** BEGIN Data listing **

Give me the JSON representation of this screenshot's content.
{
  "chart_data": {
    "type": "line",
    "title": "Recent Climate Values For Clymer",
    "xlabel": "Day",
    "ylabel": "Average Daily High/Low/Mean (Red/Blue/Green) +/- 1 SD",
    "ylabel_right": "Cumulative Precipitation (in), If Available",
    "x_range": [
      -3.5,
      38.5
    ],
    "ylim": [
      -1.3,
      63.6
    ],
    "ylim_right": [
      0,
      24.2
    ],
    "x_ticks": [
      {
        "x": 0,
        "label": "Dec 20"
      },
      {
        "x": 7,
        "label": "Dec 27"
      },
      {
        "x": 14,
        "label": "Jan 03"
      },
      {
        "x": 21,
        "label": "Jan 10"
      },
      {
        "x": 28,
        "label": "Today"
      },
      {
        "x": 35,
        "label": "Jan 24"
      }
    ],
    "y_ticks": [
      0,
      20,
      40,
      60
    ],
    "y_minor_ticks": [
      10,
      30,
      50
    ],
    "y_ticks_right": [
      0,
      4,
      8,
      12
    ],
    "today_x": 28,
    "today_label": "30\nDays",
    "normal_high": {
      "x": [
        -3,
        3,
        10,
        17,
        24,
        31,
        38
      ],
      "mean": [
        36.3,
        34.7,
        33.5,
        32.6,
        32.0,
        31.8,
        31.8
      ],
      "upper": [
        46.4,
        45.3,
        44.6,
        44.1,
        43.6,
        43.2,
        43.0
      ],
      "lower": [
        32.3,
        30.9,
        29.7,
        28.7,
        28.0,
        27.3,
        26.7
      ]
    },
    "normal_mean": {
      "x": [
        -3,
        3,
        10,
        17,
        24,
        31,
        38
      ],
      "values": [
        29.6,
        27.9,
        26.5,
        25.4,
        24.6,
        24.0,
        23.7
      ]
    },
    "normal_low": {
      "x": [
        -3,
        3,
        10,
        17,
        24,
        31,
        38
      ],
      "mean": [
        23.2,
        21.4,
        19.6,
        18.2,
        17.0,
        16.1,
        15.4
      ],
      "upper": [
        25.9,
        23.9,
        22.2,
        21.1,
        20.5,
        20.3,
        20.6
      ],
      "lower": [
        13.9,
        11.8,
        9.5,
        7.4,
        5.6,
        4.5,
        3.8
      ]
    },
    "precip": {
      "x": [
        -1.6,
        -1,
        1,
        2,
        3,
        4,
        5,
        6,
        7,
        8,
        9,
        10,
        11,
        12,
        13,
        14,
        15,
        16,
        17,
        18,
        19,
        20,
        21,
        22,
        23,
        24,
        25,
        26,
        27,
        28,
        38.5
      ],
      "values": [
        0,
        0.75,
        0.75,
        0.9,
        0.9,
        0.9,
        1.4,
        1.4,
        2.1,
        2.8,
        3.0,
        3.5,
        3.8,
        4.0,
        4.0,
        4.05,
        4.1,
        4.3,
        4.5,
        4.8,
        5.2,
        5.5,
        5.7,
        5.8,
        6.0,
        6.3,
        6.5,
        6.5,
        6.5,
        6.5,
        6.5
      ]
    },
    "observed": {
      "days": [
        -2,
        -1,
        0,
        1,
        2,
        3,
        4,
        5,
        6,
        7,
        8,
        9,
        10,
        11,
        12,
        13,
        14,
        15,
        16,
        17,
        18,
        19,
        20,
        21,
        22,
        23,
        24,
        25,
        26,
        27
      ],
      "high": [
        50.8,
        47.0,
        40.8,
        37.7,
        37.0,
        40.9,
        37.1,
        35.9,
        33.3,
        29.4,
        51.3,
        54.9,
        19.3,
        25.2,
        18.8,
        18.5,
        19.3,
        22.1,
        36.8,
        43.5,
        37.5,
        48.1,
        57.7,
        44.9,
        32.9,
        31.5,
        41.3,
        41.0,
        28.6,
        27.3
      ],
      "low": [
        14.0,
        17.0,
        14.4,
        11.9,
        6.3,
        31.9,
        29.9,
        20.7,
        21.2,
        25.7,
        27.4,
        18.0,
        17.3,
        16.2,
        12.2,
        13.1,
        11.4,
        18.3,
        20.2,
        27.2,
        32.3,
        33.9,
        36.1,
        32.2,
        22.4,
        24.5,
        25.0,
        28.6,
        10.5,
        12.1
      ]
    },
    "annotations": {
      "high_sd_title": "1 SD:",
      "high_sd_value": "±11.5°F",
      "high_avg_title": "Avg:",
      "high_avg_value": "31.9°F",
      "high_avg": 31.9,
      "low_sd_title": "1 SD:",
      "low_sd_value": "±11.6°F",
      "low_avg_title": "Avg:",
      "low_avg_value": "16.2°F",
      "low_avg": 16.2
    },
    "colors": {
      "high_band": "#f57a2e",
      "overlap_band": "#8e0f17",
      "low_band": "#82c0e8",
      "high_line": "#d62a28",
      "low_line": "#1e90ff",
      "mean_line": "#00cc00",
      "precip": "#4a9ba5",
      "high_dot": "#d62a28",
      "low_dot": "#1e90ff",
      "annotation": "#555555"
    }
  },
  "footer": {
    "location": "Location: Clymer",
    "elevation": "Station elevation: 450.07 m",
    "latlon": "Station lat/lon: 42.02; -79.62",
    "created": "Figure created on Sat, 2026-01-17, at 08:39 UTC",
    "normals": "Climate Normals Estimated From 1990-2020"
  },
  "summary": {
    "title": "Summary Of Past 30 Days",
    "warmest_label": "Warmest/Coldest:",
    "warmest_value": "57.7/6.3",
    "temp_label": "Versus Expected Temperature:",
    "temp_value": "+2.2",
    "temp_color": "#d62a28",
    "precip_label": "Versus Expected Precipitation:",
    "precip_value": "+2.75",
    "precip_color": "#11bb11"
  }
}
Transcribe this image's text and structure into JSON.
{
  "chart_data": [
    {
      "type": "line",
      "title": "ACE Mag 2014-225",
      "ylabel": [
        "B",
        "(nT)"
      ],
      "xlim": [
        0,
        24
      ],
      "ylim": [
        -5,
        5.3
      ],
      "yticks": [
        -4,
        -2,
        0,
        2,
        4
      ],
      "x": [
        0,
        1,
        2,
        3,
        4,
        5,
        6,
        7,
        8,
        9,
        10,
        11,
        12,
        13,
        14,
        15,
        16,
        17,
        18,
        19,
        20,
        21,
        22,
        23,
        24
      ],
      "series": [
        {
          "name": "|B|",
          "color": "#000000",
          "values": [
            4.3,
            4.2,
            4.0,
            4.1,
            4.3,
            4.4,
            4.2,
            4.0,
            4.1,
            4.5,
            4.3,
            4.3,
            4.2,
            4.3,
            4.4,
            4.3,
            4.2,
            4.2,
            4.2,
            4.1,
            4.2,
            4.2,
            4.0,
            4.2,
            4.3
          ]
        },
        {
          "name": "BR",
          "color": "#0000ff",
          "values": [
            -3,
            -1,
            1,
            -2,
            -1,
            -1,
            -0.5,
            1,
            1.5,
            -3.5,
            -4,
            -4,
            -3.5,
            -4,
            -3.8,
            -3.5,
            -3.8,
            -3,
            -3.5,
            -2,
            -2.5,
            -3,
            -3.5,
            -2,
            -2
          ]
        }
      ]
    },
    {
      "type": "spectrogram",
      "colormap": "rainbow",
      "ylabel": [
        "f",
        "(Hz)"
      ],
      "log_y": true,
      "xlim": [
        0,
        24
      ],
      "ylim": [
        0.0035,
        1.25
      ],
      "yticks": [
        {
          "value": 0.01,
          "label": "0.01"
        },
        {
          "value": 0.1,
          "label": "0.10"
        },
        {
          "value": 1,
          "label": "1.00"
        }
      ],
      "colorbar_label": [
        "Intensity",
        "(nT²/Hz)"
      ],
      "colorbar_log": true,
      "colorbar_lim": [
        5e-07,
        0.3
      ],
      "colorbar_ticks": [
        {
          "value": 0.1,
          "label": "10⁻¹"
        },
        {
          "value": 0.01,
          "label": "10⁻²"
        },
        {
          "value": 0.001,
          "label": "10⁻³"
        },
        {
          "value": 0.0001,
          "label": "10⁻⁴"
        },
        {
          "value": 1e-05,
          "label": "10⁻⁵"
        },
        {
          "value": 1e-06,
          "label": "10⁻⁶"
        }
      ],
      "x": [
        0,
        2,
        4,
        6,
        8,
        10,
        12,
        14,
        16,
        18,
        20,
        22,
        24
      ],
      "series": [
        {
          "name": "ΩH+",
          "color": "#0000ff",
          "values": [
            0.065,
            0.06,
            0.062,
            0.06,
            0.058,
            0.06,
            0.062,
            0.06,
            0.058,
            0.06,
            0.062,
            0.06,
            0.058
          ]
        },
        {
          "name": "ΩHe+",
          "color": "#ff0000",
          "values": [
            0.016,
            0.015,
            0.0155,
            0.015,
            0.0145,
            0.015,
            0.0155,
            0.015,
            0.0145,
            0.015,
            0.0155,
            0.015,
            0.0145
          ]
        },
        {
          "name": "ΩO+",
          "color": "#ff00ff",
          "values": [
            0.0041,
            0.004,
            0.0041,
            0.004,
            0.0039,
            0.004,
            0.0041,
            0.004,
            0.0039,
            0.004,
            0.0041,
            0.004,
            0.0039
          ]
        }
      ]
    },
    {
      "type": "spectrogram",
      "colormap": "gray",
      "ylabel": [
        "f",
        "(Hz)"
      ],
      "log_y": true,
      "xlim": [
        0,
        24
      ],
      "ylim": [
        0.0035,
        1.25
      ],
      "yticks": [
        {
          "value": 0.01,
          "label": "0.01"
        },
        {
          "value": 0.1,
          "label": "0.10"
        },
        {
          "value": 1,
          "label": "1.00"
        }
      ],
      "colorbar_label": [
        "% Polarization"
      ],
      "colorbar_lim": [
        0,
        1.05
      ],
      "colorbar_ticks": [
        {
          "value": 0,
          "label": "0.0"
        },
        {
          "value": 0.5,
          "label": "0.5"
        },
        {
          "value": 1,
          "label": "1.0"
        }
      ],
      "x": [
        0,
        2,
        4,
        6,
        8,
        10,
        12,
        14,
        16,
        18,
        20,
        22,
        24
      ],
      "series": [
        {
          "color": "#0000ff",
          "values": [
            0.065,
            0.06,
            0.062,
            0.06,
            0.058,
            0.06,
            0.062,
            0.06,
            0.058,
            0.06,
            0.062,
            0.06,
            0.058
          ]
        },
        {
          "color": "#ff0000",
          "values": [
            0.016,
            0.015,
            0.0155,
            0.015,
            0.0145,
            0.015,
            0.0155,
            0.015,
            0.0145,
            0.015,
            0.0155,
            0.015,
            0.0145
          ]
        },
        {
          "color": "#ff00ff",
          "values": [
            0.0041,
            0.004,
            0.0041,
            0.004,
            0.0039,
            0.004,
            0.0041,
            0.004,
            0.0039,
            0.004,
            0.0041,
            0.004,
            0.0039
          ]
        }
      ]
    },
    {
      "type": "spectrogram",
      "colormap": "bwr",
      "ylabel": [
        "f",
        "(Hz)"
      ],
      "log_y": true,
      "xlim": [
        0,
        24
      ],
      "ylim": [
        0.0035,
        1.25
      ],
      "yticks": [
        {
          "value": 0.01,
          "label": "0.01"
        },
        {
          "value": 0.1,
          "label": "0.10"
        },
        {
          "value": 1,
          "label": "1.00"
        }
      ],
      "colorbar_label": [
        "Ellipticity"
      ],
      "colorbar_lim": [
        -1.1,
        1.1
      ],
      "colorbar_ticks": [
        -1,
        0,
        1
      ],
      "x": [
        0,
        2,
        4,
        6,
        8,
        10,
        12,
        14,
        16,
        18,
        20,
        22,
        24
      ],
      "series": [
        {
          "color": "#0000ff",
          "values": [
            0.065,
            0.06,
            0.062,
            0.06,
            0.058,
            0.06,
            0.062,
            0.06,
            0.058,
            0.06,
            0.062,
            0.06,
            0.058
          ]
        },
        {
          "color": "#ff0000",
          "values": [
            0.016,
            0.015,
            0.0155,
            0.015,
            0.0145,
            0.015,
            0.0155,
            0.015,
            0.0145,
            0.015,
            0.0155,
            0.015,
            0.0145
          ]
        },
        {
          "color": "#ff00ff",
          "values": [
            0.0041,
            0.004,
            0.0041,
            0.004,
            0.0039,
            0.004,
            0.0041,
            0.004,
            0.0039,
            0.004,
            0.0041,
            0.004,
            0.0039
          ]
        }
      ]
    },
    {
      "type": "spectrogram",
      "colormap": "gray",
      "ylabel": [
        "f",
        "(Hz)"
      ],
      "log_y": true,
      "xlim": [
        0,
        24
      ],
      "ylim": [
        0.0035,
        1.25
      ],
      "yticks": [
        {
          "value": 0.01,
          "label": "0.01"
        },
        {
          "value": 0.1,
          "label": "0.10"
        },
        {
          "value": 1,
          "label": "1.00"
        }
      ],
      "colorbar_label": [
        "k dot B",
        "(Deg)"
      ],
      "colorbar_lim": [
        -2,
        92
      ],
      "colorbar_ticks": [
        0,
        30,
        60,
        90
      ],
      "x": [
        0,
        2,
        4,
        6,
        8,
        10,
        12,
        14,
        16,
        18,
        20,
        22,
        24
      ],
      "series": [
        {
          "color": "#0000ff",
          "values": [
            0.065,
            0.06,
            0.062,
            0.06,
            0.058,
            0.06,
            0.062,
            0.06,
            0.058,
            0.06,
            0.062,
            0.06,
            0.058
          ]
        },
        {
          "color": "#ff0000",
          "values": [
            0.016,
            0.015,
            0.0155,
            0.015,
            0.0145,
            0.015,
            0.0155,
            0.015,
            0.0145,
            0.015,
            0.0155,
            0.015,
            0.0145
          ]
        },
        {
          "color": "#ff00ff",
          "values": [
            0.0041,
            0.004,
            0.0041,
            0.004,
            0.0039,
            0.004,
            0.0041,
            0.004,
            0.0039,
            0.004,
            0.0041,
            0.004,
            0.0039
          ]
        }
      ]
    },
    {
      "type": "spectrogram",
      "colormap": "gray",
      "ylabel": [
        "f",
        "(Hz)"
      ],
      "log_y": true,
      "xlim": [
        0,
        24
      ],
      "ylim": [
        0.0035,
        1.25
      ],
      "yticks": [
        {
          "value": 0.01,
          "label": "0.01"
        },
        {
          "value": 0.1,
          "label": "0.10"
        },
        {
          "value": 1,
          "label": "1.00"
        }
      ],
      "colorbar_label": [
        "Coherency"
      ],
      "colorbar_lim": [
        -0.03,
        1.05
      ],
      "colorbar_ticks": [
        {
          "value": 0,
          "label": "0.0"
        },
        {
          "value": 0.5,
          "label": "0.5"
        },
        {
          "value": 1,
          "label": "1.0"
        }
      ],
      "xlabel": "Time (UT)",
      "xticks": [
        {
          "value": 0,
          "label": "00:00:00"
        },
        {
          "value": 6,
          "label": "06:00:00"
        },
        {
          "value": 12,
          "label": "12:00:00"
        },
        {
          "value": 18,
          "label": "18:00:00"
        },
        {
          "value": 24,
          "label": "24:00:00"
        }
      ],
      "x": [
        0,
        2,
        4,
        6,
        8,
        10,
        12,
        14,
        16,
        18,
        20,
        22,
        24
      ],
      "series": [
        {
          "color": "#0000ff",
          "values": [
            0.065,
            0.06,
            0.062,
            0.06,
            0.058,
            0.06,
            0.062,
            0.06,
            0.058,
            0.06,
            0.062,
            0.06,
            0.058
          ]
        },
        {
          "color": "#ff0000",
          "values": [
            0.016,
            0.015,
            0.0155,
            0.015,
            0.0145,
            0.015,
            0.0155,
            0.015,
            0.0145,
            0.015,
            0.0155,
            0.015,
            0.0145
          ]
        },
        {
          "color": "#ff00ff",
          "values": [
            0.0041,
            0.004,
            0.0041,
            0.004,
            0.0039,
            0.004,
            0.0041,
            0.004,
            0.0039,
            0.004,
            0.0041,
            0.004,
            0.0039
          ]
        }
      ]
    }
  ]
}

** END Data listing **

● Problem statement
Read the lines above. Gather those in which the string "Station" is found.

● Answer to the problem
    "elevation": "Station elevation: 450.07 m",
    "latlon": "Station lat/lon: 42.02; -79.62",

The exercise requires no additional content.